=== Directions ===
Determine how many lines carry the word "author". Output that number only.

— BEGIN Exercise data —

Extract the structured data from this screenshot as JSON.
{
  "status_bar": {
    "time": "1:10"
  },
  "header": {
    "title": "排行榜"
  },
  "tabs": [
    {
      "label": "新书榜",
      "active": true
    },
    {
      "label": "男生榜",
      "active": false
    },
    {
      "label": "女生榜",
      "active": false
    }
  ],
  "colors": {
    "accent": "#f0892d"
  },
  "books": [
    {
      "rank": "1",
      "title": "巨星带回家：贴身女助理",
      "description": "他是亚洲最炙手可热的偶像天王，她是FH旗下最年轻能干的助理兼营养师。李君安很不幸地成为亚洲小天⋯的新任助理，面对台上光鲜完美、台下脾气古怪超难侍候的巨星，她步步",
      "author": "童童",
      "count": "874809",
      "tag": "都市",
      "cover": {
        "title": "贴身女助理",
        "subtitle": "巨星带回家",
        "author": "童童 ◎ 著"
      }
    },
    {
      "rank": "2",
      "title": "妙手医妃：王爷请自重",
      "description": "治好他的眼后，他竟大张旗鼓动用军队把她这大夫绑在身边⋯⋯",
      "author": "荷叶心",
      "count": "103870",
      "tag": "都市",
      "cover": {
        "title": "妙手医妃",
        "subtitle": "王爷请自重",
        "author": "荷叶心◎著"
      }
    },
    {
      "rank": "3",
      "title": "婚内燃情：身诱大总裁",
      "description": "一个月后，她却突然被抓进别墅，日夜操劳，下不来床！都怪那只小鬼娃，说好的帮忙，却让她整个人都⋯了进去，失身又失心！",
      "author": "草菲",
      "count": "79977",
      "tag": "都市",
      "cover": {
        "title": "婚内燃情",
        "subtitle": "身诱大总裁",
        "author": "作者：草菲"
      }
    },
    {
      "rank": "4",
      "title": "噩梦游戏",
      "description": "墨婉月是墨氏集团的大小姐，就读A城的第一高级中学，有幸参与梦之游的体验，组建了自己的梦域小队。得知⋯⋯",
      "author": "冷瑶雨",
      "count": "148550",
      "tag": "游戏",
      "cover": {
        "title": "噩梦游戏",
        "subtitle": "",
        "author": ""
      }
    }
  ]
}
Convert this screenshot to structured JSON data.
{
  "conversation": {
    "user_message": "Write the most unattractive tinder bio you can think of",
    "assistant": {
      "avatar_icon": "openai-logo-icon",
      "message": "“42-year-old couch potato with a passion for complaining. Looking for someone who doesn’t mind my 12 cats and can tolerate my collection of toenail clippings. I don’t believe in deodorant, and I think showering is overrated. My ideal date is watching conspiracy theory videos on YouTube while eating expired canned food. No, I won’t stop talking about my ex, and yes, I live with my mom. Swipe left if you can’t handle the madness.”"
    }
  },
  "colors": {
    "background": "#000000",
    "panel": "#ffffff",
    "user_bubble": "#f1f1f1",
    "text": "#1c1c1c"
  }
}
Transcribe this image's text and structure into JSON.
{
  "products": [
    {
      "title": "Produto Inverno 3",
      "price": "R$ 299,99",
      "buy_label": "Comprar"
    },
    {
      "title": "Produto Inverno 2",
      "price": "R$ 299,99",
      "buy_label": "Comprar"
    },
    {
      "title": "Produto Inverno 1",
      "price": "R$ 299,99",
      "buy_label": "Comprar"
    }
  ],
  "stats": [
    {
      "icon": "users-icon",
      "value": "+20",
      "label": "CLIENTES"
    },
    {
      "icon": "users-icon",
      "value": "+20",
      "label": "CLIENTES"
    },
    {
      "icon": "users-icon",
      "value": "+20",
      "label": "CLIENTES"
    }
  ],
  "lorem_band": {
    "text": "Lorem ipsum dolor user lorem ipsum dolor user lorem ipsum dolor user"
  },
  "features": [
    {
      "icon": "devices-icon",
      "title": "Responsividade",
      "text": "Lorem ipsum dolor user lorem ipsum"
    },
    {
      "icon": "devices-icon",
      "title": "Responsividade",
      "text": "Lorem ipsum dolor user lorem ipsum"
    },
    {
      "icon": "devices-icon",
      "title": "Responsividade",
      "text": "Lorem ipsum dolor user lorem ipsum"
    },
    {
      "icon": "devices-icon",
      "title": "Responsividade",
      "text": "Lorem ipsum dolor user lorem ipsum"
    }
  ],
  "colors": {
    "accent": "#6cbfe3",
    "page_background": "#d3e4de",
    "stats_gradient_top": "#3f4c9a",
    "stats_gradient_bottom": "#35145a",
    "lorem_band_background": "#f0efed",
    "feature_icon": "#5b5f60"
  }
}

— END Exercise data —

=== Solved problem ===
8